# Action item
Read the data and repeat all of it exactly.
*** Opening Dataset records ***
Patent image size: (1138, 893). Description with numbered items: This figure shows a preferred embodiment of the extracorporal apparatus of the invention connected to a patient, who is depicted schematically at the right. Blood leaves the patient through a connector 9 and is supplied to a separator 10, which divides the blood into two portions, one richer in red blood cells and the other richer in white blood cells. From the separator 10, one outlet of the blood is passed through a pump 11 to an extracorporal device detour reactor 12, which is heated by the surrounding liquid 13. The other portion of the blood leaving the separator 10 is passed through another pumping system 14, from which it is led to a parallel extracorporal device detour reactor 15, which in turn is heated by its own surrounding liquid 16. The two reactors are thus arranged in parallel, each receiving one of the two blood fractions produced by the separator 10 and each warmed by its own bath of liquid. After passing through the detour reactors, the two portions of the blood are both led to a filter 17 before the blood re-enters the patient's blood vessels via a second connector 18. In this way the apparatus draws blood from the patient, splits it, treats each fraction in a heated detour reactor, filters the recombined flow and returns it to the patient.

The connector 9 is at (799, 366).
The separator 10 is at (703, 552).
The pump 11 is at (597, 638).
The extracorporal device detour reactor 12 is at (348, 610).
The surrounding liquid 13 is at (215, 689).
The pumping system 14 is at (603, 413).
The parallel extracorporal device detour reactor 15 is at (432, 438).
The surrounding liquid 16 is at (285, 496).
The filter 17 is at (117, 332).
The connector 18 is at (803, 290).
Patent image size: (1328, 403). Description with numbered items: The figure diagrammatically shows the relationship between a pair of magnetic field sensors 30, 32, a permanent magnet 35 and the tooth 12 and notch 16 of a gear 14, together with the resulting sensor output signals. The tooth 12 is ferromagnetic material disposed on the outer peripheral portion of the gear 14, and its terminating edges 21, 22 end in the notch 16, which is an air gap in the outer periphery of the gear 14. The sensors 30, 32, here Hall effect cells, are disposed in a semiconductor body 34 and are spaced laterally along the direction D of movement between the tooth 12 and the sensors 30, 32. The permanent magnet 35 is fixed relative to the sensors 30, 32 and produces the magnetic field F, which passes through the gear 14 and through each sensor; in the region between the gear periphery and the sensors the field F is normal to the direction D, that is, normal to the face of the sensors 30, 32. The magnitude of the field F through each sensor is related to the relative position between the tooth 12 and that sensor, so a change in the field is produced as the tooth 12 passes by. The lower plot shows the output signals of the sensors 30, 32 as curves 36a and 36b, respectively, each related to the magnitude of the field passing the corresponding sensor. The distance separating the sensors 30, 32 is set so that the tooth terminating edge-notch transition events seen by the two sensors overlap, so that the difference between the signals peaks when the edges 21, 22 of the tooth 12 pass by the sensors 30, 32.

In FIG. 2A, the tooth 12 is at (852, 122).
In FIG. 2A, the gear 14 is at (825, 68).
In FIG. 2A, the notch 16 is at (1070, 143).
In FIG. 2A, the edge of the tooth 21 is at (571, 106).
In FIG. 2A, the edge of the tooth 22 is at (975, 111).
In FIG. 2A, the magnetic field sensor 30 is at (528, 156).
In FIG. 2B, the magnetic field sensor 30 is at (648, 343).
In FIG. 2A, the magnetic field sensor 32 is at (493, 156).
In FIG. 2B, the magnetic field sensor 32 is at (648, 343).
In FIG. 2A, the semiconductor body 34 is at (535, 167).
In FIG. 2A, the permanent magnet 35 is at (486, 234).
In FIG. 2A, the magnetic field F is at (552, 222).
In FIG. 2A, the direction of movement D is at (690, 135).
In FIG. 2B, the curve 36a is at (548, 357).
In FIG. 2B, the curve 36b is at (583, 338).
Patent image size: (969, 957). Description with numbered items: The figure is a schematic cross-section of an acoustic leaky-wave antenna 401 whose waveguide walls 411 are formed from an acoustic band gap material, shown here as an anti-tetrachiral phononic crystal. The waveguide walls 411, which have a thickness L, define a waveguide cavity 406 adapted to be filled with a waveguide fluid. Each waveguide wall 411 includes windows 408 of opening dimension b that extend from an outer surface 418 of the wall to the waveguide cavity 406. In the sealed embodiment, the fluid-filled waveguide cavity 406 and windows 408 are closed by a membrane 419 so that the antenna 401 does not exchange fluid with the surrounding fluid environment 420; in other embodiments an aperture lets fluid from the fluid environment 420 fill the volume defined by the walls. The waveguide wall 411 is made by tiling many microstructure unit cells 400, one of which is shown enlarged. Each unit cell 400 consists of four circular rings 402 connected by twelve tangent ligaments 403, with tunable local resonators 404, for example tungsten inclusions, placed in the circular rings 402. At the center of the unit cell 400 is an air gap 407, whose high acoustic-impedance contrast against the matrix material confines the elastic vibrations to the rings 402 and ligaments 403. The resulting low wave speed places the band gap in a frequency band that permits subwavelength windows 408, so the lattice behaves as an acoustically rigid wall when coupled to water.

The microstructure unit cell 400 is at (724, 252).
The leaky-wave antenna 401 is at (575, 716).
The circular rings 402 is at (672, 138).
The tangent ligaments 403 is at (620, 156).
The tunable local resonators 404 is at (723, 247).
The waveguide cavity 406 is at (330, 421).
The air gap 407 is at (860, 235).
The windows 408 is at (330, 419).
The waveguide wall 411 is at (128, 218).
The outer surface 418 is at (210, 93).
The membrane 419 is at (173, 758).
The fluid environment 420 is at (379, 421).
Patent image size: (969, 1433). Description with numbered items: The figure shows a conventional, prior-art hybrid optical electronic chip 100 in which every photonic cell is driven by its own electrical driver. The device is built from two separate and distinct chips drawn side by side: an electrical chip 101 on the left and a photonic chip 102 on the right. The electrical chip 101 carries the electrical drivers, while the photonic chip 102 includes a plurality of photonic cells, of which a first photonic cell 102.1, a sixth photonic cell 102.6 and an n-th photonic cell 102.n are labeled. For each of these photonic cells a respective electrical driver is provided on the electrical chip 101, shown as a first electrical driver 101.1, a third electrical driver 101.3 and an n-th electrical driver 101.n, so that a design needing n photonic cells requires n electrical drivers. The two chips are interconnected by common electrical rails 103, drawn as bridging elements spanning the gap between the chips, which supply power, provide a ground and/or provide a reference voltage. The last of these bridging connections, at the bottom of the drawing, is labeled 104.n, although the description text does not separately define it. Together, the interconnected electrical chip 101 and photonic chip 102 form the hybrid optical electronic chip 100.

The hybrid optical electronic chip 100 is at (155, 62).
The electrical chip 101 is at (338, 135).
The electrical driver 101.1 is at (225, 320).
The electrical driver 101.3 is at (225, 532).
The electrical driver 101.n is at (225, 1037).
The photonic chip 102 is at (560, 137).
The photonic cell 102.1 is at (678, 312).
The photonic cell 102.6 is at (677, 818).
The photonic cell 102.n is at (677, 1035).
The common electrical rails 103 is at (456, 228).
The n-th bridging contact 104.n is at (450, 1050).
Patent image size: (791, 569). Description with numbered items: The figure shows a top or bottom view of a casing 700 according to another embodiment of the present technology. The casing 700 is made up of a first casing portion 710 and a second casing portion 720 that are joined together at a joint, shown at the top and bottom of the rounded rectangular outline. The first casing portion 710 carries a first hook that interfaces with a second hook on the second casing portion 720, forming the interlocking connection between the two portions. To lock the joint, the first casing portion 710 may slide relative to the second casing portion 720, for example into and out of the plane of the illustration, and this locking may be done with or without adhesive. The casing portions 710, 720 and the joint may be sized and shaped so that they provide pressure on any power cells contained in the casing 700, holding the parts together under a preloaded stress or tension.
*** Closing Dataset records ***
# Answer box
Patent image size: (1138, 893). Description with numbered items: This figure shows a preferred embodiment of the extracorporal apparatus of the invention connected to a patient, who is depicted schematically at the right. Blood leaves the patient through a connector 9 and is supplied to a separator 10, which divides the blood into two portions, one richer in red blood cells and the other richer in white blood cells. From the separator 10, one outlet of the blood is passed through a pump 11 to an extracorporal device detour reactor 12, which is heated by the surrounding liquid 13. The other portion of the blood leaving the separator 10 is passed through another pumping system 14, from which it is led to a parallel extracorporal device detour reactor 15, which in turn is heated by its own surrounding liquid 16. The two reactors are thus arranged in parallel, each receiving one of the two blood fractions produced by the separator 10 and each warmed by its own bath of liquid. After passing through the detour reactors, the two portions of the blood are both led to a filter 17 before the blood re-enters the patient's blood vessels via a second connector 18. In this way the apparatus draws blood from the patient, splits it, treats each fraction in a heated detour reactor, filters the recombined flow and returns it to the patient.

The connector 9 is at (799, 366).
The separator 10 is at (703, 552).
The pump 11 is at (597, 638).
The extracorporal device detour reactor 12 is at (348, 610).
The surrounding liquid 13 is at (215, 689).
The pumping system 14 is at (603, 413).
The parallel extracorporal device detour reactor 15 is at (432, 438).
The surrounding liquid 16 is at (285, 496).
The filter 17 is at (117, 332).
The connector 18 is at (803, 290).
Patent image size: (1328, 403). Description with numbered items: The figure diagrammatically shows the relationship between a pair of magnetic field sensors 30, 32, a permanent magnet 35 and the tooth 12 and notch 16 of a gear 14, together with the resulting sensor output signals. The tooth 12 is ferromagnetic material disposed on the outer peripheral portion of the gear 14, and its terminating edges 21, 22 end in the notch 16, which is an air gap in the outer periphery of the gear 14. The sensors 30, 32, here Hall effect cells, are disposed in a semiconductor body 34 and are spaced laterally along the direction D of movement between the tooth 12 and the sensors 30, 32. The permanent magnet 35 is fixed relative to the sensors 30, 32 and produces the magnetic field F, which passes through the gear 14 and through each sensor; in the region between the gear periphery and the sensors the field F is normal to the direction D, that is, normal to the face of the sensors 30, 32. The magnitude of the field F through each sensor is related to the relative position between the tooth 12 and that sensor, so a change in the field is produced as the tooth 12 passes by. The lower plot shows the output signals of the sensors 30, 32 as curves 36a and 36b, respectively, each related to the magnitude of the field passing the corresponding sensor. The distance separating the sensors 30, 32 is set so that the tooth terminating edge-notch transition events seen by the two sensors overlap, so that the difference between the signals peaks when the edges 21, 22 of the tooth 12 pass by the sensors 30, 32.

In FIG. 2A, the tooth 12 is at (852, 122).
In FIG. 2A, the gear 14 is at (825, 68).
In FIG. 2A, the notch 16 is at (1070, 143).
In FIG. 2A, the edge of the tooth 21 is at (571, 106).
In FIG. 2A, the edge of the tooth 22 is at (975, 111).
In FIG. 2A, the magnetic field sensor 30 is at (528, 156).
In FIG. 2B, the magnetic field sensor 30 is at (648, 343).
In FIG. 2A, the magnetic field sensor 32 is at (493, 156).
In FIG. 2B, the magnetic field sensor 32 is at (648, 343).
In FIG. 2A, the semiconductor body 34 is at (535, 167).
In FIG. 2A, the permanent magnet 35 is at (486, 234).
In FIG. 2A, the magnetic field F is at (552, 222).
In FIG. 2A, the direction of movement D is at (690, 135).
In FIG. 2B, the curve 36a is at (548, 357).
In FIG. 2B, the curve 36b is at (583, 338).
Patent image size: (969, 957). Description with numbered items: The figure is a schematic cross-section of an acoustic leaky-wave antenna 401 whose waveguide walls 411 are formed from an acoustic band gap material, shown here as an anti-tetrachiral phononic crystal. The waveguide walls 411, which have a thickness L, define a waveguide cavity 406 adapted to be filled with a waveguide fluid. Each waveguide wall 411 includes windows 408 of opening dimension b that extend from an outer surface 418 of the wall to the waveguide cavity 406. In the sealed embodiment, the fluid-filled waveguide cavity 406 and windows 408 are closed by a membrane 419 so that the antenna 401 does not exchange fluid with the surrounding fluid environment 420; in other embodiments an aperture lets fluid from the fluid environment 420 fill the volume defined by the walls. The waveguide wall 411 is made by tiling many microstructure unit cells 400, one of which is shown enlarged. Each unit cell 400 consists of four circular rings 402 connected by twelve tangent ligaments 403, with tunable local resonators 404, for example tungsten inclusions, placed in the circular rings 402. At the center of the unit cell 400 is an air gap 407, whose high acoustic-impedance contrast against the matrix material confines the elastic vibrations to the rings 402 and ligaments 403. The resulting low wave speed places the band gap in a frequency band that permits subwavelength windows 408, so the lattice behaves as an acoustically rigid wall when coupled to water.

The microstructure unit cell 400 is at (724, 252).
The leaky-wave antenna 401 is at (575, 716).
The circular rings 402 is at (672, 138).
The tangent ligaments 403 is at (620, 156).
The tunable local resonators 404 is at (723, 247).
The waveguide cavity 406 is at (330, 421).
The air gap 407 is at (860, 235).
The windows 408 is at (330, 419).
The waveguide wall 411 is at (128, 218).
The outer surface 418 is at (210, 93).
The membrane 419 is at (173, 758).
The fluid environment 420 is at (379, 421).
Patent image size: (969, 1433). Description with numbered items: The figure shows a conventional, prior-art hybrid optical electronic chip 100 in which every photonic cell is driven by its own electrical driver. The device is built from two separate and distinct chips drawn side by side: an electrical chip 101 on the left and a photonic chip 102 on the right. The electrical chip 101 carries the electrical drivers, while the photonic chip 102 includes a plurality of photonic cells, of which a first photonic cell 102.1, a sixth photonic cell 102.6 and an n-th photonic cell 102.n are labeled. For each of these photonic cells a respective electrical driver is provided on the electrical chip 101, shown as a first electrical driver 101.1, a third electrical driver 101.3 and an n-th electrical driver 101.n, so that a design needing n photonic cells requires n electrical drivers. The two chips are interconnected by common electrical rails 103, drawn as bridging elements spanning the gap between the chips, which supply power, provide a ground and/or provide a reference voltage. The last of these bridging connections, at the bottom of the drawing, is labeled 104.n, although the description text does not separately define it. Together, the interconnected electrical chip 101 and photonic chip 102 form the hybrid optical electronic chip 100.

The hybrid optical electronic chip 100 is at (155, 62).
The electrical chip 101 is at (338, 135).
The electrical driver 101.1 is at (225, 320).
The electrical driver 101.3 is at (225, 532).
The electrical driver 101.n is at (225, 1037).
The photonic chip 102 is at (560, 137).
The photonic cell 102.1 is at (678, 312).
The photonic cell 102.6 is at (677, 818).
The photonic cell 102.n is at (677, 1035).
The common electrical rails 103 is at (456, 228).
The n-th bridging contact 104.n is at (450, 1050).
Patent image size: (791, 569). Description with numbered items: The figure shows a top or bottom view of a casing 700 according to another embodiment of the present technology. The casing 700 is made up of a first casing portion 710 and a second casing portion 720 that are joined together at a joint, shown at the top and bottom of the rounded rectangular outline. The first casing portion 710 carries a first hook that interfaces with a second hook on the second casing portion 720, forming the interlocking connection between the two portions. To lock the joint, the first casing portion 710 may slide relative to the second casing portion 720, for example into and out of the plane of the illustration, and this locking may be done with or without adhesive. The casing portions 710, 720 and the joint may be sized and shaped so that they provide pressure on any power cells contained in the casing 700, holding the parts together under a preloaded stress or tension.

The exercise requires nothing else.